• _Goal_: Your task is to reproduce the entries below word for word.

• _Stored entries_:
::::::::::

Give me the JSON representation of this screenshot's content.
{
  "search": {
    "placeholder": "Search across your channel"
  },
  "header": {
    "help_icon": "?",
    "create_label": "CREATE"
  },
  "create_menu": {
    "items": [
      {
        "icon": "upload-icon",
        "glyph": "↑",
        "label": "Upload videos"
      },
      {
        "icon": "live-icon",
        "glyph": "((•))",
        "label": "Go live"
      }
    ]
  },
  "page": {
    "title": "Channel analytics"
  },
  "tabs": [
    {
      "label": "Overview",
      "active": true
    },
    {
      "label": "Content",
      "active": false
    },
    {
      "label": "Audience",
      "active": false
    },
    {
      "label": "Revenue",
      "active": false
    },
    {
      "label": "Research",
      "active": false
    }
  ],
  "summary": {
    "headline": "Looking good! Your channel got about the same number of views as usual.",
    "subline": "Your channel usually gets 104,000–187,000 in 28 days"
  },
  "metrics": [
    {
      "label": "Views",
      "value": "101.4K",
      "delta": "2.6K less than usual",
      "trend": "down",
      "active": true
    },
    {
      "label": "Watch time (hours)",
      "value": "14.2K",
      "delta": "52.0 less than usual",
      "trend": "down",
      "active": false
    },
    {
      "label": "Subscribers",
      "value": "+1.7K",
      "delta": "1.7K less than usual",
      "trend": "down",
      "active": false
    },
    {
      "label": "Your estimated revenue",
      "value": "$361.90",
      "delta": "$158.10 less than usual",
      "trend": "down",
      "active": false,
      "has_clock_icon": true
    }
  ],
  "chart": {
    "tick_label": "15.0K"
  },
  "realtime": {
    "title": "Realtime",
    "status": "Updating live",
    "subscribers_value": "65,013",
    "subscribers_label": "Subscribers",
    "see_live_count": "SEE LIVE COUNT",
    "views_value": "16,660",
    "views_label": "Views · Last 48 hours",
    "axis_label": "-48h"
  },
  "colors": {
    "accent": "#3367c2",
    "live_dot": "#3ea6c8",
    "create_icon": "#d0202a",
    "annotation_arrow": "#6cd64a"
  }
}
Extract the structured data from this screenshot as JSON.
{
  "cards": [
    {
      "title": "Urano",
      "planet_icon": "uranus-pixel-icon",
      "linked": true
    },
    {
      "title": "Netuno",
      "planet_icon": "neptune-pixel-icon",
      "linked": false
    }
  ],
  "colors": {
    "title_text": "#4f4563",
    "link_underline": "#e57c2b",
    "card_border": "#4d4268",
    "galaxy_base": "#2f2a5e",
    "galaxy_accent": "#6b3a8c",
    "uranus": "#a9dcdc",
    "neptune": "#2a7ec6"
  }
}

::::::::::

• _Complete response_:
Give me the JSON representation of this screenshot's content.
{
  "search": {
    "placeholder": "Search across your channel"
  },
  "header": {
    "help_icon": "?",
    "create_label": "CREATE"
  },
  "create_menu": {
    "items": [
      {
        "icon": "upload-icon",
        "glyph": "↑",
        "label": "Upload videos"
      },
      {
        "icon": "live-icon",
        "glyph": "((•))",
        "label": "Go live"
      }
    ]
  },
  "page": {
    "title": "Channel analytics"
  },
  "tabs": [
    {
      "label": "Overview",
      "active": true
    },
    {
      "label": "Content",
      "active": false
    },
    {
      "label": "Audience",
      "active": false
    },
    {
      "label": "Revenue",
      "active": false
    },
    {
      "label": "Research",
      "active": false
    }
  ],
  "summary": {
    "headline": "Looking good! Your channel got about the same number of views as usual.",
    "subline": "Your channel usually gets 104,000–187,000 in 28 days"
  },
  "metrics": [
    {
      "label": "Views",
      "value": "101.4K",
      "delta": "2.6K less than usual",
      "trend": "down",
      "active": true
    },
    {
      "label": "Watch time (hours)",
      "value": "14.2K",
      "delta": "52.0 less than usual",
      "trend": "down",
      "active": false
    },
    {
      "label": "Subscribers",
      "value": "+1.7K",
      "delta": "1.7K less than usual",
      "trend": "down",
      "active": false
    },
    {
      "label": "Your estimated revenue",
      "value": "$361.90",
      "delta": "$158.10 less than usual",
      "trend": "down",
      "active": false,
      "has_clock_icon": true
    }
  ],
  "chart": {
    "tick_label": "15.0K"
  },
  "realtime": {
    "title": "Realtime",
    "status": "Updating live",
    "subscribers_value": "65,013",
    "subscribers_label": "Subscribers",
    "see_live_count": "SEE LIVE COUNT",
    "views_value": "16,660",
    "views_label": "Views · Last 48 hours",
    "axis_label": "-48h"
  },
  "colors": {
    "accent": "#3367c2",
    "live_dot": "#3ea6c8",
    "create_icon": "#d0202a",
    "annotation_arrow": "#6cd64a"
  }
}
Extract the structured data from this screenshot as JSON.
{
  "cards": [
    {
      "title": "Urano",
      "planet_icon": "uranus-pixel-icon",
      "linked": true
    },
    {
      "title": "Netuno",
      "planet_icon": "neptune-pixel-icon",
      "linked": false
    }
  ],
  "colors": {
    "title_text": "#4f4563",
    "link_underline": "#e57c2b",
    "card_border": "#4d4268",
    "galaxy_base": "#2f2a5e",
    "galaxy_accent": "#6b3a8c",
    "uranus": "#a9dcdc",
    "neptune": "#2a7ec6"
  }
}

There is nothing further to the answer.